Dataset records
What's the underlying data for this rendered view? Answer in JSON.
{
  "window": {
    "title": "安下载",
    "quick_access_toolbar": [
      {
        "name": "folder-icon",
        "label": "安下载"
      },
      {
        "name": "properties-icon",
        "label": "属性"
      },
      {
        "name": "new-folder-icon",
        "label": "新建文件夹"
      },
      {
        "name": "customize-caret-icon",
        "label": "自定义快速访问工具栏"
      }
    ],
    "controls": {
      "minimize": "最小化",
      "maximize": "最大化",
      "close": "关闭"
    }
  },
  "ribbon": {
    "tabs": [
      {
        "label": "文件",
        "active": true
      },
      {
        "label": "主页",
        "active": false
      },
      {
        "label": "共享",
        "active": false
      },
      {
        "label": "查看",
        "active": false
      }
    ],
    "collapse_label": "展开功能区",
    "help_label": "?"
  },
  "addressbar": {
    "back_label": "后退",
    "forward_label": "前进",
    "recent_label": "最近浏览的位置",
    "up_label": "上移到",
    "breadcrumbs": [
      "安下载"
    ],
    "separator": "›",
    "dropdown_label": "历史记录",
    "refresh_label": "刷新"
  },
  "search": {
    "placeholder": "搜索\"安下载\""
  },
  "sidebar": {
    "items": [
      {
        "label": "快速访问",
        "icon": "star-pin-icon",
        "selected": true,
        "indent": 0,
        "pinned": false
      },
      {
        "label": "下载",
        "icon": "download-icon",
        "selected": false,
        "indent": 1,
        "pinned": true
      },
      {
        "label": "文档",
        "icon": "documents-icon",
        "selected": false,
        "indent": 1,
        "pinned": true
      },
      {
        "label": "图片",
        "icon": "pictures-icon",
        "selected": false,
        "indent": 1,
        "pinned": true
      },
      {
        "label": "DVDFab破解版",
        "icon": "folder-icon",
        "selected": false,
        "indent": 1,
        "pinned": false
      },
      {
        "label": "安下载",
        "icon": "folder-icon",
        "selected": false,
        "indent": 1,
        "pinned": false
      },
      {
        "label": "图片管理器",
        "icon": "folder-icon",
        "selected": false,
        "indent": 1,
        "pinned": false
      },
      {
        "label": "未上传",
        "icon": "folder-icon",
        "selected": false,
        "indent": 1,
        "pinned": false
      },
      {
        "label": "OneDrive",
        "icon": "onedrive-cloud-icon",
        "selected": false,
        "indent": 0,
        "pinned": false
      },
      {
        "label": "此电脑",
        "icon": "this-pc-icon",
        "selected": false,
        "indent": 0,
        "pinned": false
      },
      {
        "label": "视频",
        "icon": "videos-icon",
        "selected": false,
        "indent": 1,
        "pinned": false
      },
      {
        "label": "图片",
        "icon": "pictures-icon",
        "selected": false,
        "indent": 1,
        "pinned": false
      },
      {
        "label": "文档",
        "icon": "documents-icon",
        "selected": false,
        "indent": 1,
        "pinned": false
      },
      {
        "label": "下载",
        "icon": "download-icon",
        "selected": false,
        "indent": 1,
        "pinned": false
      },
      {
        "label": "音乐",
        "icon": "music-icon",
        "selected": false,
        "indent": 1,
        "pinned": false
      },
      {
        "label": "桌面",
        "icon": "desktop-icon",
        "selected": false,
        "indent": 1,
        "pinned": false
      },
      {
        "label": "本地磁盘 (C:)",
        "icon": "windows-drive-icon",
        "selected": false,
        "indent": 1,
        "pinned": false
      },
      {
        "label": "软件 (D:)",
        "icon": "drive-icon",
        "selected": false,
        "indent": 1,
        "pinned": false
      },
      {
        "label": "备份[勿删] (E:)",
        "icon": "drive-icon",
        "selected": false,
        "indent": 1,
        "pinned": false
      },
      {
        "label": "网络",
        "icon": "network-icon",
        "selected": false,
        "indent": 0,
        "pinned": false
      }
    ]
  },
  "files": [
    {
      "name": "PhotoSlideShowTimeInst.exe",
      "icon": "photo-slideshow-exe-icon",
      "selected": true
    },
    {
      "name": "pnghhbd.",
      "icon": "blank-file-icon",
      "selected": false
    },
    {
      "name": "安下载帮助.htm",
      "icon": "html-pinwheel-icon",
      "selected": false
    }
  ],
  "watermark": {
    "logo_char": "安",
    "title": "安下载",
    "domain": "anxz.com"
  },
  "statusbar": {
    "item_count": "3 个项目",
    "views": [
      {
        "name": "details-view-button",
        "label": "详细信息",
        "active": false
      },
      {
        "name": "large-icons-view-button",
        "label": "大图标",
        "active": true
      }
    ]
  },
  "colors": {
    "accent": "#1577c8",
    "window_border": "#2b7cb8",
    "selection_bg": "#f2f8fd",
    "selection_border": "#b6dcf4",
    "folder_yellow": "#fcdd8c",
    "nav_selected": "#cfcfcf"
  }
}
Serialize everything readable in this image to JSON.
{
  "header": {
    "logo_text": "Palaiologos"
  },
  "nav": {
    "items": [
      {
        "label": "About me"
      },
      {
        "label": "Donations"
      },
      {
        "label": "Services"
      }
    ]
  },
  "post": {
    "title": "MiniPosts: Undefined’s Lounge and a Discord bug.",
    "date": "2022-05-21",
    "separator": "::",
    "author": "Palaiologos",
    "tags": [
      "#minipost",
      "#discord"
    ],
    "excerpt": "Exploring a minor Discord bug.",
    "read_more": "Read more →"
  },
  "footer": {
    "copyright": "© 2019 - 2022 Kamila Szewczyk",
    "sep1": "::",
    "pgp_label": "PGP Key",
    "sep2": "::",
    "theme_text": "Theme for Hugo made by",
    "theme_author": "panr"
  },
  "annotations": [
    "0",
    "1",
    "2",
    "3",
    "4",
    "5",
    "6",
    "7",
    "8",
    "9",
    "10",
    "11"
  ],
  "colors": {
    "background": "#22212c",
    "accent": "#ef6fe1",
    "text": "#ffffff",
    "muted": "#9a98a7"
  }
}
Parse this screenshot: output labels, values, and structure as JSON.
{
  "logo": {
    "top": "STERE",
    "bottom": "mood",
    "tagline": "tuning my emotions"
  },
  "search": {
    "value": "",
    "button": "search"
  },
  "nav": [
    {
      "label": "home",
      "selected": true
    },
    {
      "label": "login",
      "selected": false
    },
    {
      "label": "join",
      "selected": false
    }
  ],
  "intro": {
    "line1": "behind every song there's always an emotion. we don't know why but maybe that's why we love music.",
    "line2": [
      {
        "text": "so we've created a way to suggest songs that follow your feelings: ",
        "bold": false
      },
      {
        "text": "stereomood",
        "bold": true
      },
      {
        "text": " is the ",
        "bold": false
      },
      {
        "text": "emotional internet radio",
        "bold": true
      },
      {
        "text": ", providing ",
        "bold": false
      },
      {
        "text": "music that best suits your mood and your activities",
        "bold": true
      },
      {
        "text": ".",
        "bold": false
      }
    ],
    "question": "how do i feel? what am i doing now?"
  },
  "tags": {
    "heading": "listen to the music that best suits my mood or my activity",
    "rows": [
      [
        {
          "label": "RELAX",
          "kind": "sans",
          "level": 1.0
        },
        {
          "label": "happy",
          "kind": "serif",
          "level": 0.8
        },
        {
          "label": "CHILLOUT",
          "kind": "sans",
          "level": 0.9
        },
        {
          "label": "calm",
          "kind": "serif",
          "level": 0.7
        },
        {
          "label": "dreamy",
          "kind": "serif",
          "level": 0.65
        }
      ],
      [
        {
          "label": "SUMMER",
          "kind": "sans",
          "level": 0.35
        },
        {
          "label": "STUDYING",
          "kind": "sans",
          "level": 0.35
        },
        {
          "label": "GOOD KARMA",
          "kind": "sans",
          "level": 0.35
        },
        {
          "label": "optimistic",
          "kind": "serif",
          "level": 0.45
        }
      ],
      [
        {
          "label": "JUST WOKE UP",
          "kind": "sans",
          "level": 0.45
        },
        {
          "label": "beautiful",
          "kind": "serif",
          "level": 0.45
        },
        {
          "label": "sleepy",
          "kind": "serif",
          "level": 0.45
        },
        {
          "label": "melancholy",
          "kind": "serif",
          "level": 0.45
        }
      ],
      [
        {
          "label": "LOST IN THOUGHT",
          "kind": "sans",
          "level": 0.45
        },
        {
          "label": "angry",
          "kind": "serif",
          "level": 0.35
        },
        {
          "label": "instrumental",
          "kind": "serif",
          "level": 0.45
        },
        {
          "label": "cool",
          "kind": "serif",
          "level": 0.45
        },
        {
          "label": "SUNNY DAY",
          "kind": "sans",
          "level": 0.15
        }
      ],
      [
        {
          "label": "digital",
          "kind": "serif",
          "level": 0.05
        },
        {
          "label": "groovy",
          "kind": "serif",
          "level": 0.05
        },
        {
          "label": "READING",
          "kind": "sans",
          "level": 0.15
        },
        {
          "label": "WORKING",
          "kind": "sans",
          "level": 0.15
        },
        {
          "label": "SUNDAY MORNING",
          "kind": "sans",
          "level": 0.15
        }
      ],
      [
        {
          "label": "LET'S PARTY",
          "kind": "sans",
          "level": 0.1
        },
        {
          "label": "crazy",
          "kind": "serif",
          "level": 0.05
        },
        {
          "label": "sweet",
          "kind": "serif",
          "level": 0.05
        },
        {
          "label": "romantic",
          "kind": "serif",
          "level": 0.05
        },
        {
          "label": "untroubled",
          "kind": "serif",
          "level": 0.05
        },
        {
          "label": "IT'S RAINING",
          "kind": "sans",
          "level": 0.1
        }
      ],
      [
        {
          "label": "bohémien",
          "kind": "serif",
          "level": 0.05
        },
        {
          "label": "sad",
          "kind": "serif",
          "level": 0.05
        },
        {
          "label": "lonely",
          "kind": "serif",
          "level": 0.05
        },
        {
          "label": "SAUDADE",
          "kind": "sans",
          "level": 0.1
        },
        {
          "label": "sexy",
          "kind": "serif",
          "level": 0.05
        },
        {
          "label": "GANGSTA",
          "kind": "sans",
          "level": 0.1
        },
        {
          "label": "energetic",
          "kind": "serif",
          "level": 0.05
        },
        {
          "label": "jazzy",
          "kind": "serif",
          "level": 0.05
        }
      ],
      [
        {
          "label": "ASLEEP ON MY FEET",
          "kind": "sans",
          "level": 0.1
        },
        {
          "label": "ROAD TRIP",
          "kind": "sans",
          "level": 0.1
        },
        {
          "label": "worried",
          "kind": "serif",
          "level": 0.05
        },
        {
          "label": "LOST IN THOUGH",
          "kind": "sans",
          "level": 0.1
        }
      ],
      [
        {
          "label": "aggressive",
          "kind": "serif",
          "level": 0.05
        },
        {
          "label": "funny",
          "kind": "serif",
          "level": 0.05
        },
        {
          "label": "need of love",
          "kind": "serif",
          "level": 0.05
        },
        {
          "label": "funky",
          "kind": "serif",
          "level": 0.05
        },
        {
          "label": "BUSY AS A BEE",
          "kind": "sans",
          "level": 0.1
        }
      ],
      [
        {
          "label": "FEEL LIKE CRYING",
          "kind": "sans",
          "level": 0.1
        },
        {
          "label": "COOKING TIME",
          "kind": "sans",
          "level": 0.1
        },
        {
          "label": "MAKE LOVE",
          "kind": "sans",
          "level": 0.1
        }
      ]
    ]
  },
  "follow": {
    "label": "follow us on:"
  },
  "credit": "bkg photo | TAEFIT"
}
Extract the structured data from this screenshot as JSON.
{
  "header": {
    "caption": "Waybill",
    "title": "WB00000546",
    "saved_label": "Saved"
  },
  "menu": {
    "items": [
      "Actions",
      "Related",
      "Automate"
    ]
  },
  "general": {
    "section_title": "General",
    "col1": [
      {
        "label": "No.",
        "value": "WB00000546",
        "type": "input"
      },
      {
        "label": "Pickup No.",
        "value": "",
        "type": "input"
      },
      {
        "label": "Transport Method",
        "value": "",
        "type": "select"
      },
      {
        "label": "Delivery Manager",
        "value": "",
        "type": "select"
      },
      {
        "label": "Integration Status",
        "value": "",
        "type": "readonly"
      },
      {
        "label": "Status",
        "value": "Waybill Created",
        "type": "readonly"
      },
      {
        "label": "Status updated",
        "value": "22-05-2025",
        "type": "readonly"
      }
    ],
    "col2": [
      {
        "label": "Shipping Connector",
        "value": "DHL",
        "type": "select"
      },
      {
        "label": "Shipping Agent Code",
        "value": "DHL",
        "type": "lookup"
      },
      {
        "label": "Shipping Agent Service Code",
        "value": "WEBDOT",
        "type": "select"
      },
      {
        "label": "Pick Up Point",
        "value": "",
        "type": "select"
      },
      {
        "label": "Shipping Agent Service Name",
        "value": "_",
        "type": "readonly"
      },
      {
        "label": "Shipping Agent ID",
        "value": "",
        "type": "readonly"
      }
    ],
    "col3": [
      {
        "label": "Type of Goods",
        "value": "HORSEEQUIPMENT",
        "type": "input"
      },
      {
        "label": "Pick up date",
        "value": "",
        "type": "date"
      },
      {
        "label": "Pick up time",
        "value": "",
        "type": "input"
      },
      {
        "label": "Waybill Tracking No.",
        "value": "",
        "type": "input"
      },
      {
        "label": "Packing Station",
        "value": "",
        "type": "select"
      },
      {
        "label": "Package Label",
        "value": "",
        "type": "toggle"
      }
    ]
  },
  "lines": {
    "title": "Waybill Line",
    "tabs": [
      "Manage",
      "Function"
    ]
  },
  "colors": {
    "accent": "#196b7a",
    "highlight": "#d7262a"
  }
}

• _What you should do_
Copy out every line from the material above in which the word "Code" appears.

• _Solution below_
        "label": "Shipping Agent Code",
        "label": "Shipping Agent Service Code",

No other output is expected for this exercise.